Written request: Each line containing the word "人才能力要求提升" needs to be copied.

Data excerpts
-- start --

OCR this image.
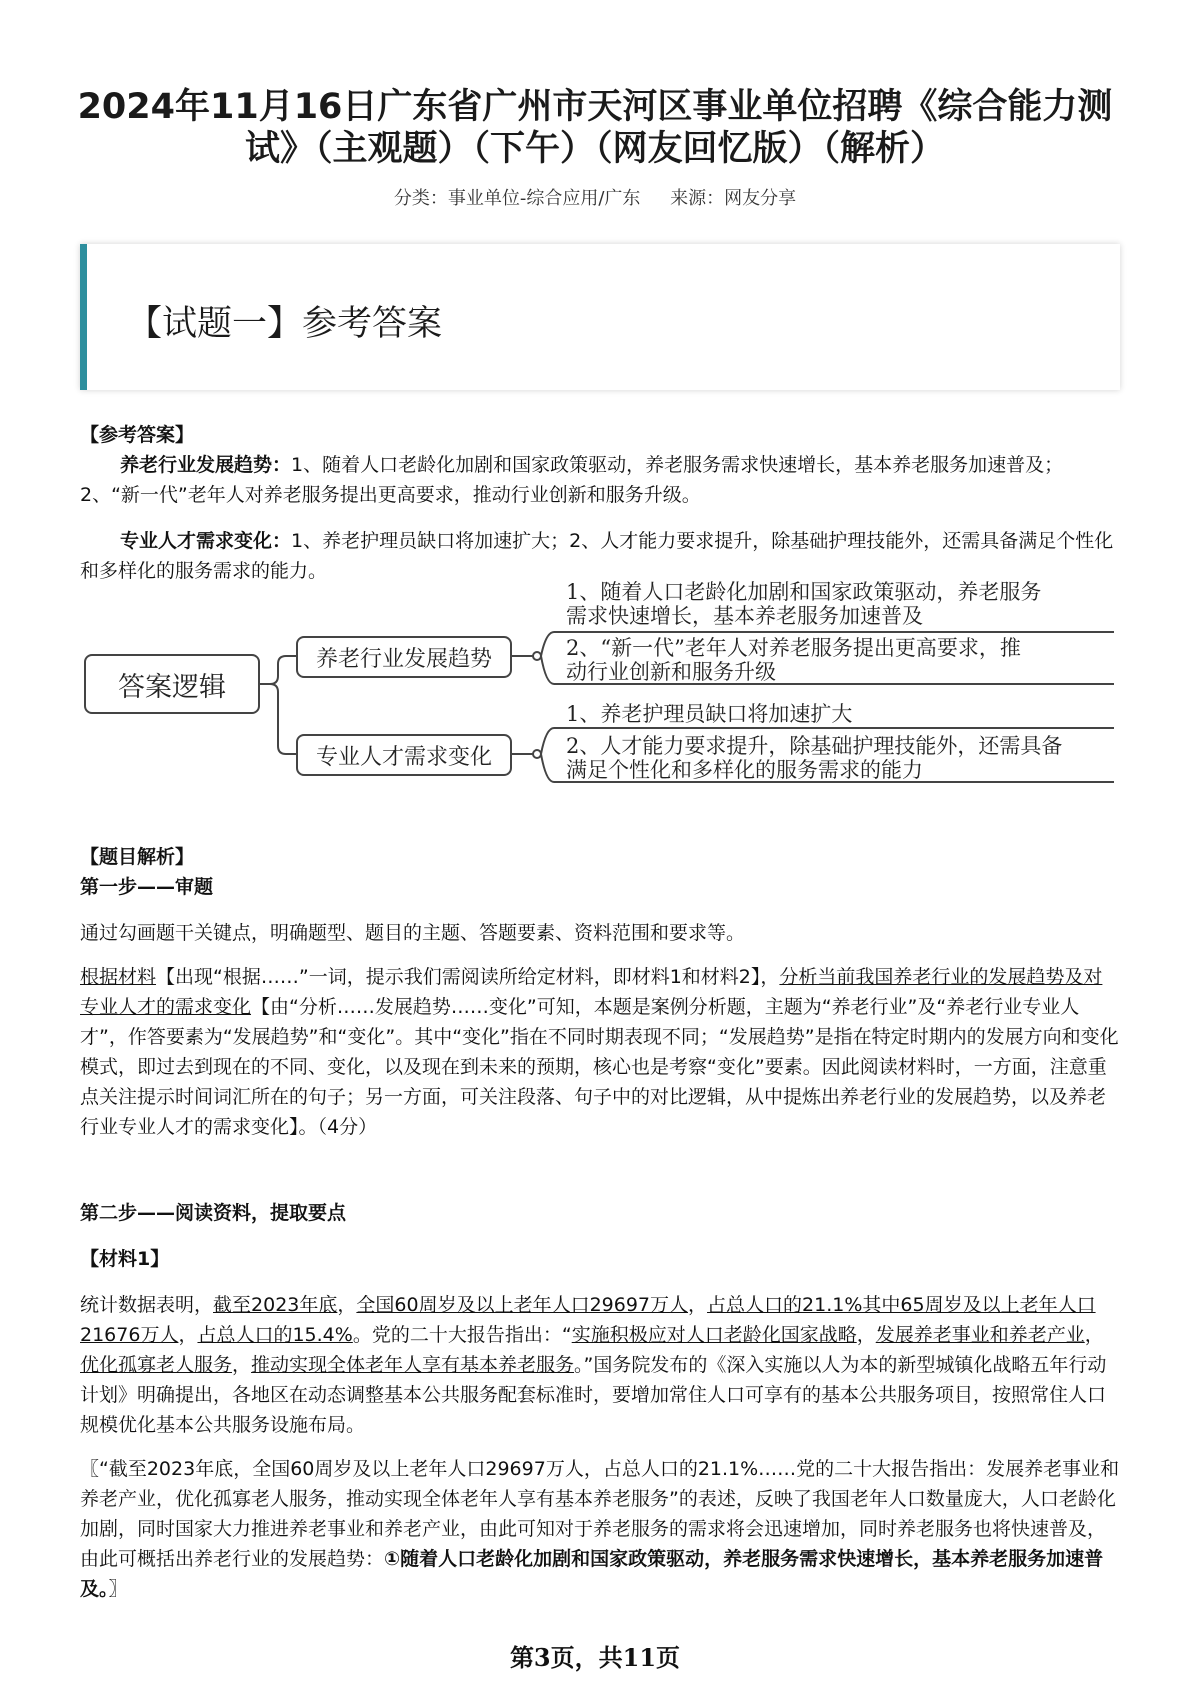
2024年11月16日广东省广州市天河区事业单位招聘《综合能力测试》（主观题）（下午）（网友回忆版）（解析）
分类：事业单位-综合应用/广东 来源：网友分享
【试题一】参考答案
【参考答案】
养老行业发展趋势：1、随着人口老龄化加剧和国家政策驱动，养老服务需求快速增长，基本养老服务加速普及；2、“新一代”老年人对养老服务提出更高要求，推动行业创新和服务升级。
专业人才需求变化：1、养老护理员缺口将加速扩大；2、人才能力要求提升，除基础护理技能外，还需具备满足个性化和多样化的服务需求的能力。
答案逻辑
养老行业发展趋势
专业人才需求变化
1、随着人口老龄化加剧和国家政策驱动，养老服务
需求快速增长，基本养老服务加速普及
2、“新一代”老年人对养老服务提出更高要求，推
动行业创新和服务升级
1、养老护理员缺口将加速扩大
2、人才能力要求提升，除基础护理技能外，还需具备
满足个性化和多样化的服务需求的能力
【题目解析】
第一步——审题
通过勾画题干关键点，明确题型、题目的主题、答题要素、资料范围和要求等。
根据材料【出现“根据……”一词，提示我们需阅读所给定材料，即材料1和材料2】，分析当前我国养老行业的发展趋势及对专业人才的需求变化【由“分析……发展趋势……变化”可知，本题是案例分析题，主题为“养老行业”及“养老行业专业人才”，作答要素为“发展趋势”和“变化”。其中“变化”指在不同时期表现不同；“发展趋势”是指在特定时期内的发展方向和变化模式，即过去到现在的不同、变化，以及现在到未来的预期，核心也是考察“变化”要素。因此阅读材料时，一方面，注意重点关注提示时间词汇所在的句子；另一方面，可关注段落、句子中的对比逻辑，从中提炼出养老行业的发展趋势，以及养老行业专业人才的需求变化】。（4分）
第二步——阅读资料，提取要点
【材料1】
统计数据表明，截至2023年底，全国60周岁及以上老年人口29697万人，占总人口的21.1%其中65周岁及以上老年人口21676万人，占总人口的15.4%。党的二十大报告指出：“实施积极应对人口老龄化国家战略，发展养老事业和养老产业，优化孤寡老人服务，推动实现全体老年人享有基本养老服务。”国务院发布的《深入实施以人为本的新型城镇化战略五年行动计划》明确提出，各地区在动态调整基本公共服务配套标准时，要增加常住人口可享有的基本公共服务项目，按照常住人口规模优化基本公共服务设施布局。
〖“截至2023年底，全国60周岁及以上老年人口29697万人，占总人口的21.1%……党的二十大报告指出：发展养老事业和养老产业，优化孤寡老人服务，推动实现全体老年人享有基本养老服务”的表述，反映了我国老年人口数量庞大，人口老龄化加剧，同时国家大力推进养老事业和养老产业，由此可知对于养老服务的需求将会迅速增加，同时养老服务也将快速普及，由此可概括出养老行业的发展趋势：①随着人口老龄化加剧和国家政策驱动，养老服务需求快速增长，基本养老服务加速普及。〗
第3页，共11页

-- end --

Exercise response:
专业人才需求变化：1、养老护理员缺口将加速扩大；2、人才能力要求提升，除基础护理技能外，还需具备满足个性化和多样化的服务需求的能力。
2、人才能力要求提升，除基础护理技能外，还需具备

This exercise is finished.